Task to complete ->
Can you convert each line of the material below into a Markdown table with the columns "Entry" and "Text", giving every row a number and leaving out blank lines and pictures?

Supplied information ->
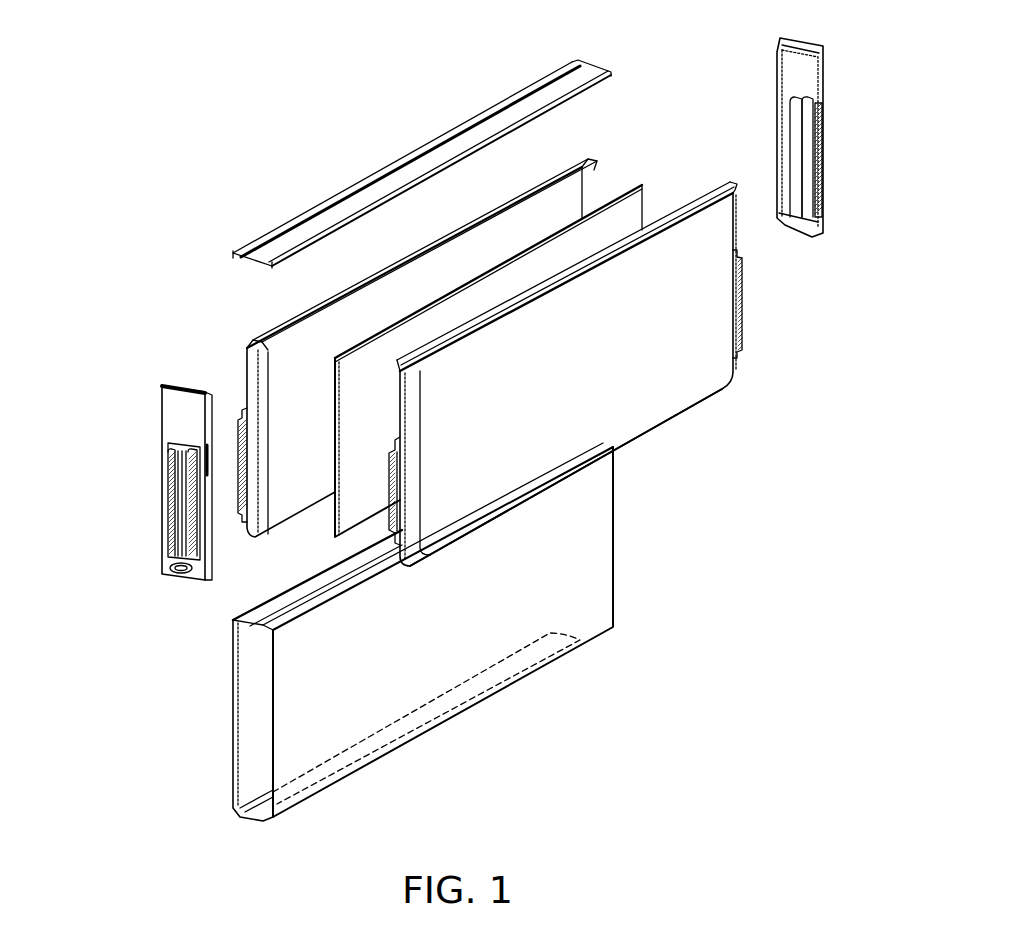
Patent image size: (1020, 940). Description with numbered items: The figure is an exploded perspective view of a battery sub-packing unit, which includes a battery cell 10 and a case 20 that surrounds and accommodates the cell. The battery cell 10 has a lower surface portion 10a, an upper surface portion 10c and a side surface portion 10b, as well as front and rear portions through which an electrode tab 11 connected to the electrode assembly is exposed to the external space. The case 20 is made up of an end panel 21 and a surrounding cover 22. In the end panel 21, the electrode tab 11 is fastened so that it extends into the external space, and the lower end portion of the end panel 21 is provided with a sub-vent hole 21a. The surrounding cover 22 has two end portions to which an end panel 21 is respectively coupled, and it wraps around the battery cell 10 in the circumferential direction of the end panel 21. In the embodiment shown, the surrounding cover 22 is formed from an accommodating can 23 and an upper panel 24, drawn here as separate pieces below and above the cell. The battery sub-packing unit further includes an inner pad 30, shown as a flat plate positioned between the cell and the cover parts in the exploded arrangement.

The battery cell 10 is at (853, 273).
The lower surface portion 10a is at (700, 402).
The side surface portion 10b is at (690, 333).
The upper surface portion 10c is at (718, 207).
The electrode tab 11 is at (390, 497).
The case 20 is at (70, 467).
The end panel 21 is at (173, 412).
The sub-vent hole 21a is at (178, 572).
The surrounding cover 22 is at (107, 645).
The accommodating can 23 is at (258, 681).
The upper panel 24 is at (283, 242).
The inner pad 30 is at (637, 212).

Task answer ->
| Entry | Text |
|---|---|
| 1 | Patent image size: (1020, 940). Description with numbered items: The figure is an exploded perspective view of a battery sub-packing unit, which includes a battery cell 10 and a case 20 that surrounds and accommodates the cell. The battery cell 10 has a lower surface portion 10a, an upper surface portion 10c and a side surface portion 10b, as well as front and rear portions through which an electrode tab 11 connected to the electrode assembly is exposed to the external space. The case 20 is made up of an end panel 21 and a surrounding cover 22. In the end panel 21, the electrode tab 11 is fastened so that it extends into the external space, and the lower end portion of the end panel 21 is provided with a sub-vent hole 21a. The surrounding cover 22 has two end portions to which an end panel 21 is respectively coupled, and it wraps around the battery cell 10 in the circumferential direction of the end panel 21. In the embodiment shown, the surrounding cover 22 is formed from an accommodating can 23 and an upper panel 24, drawn here as separate pieces below and above the cell. The battery sub-packing unit further includes an inner pad 30, shown as a flat plate positioned between the cell and the cover parts in the exploded arrangement. |
| 2 | The battery cell 10 is at (853, 273). |
| 3 | The lower surface portion 10a is at (700, 402). |
| 4 | The side surface portion 10b is at (690, 333). |
| 5 | The upper surface portion 10c is at (718, 207). |
| 6 | The electrode tab 11 is at (390, 497). |
| 7 | The case 20 is at (70, 467). |
| 8 | The end panel 21 is at (173, 412). |
| 9 | The sub-vent hole 21a is at (178, 572). |
| 10 | The surrounding cover 22 is at (107, 645). |
| 11 | The accommodating can 23 is at (258, 681). |
| 12 | The upper panel 24 is at (283, 242). |
| 13 | The inner pad 30 is at (637, 212). |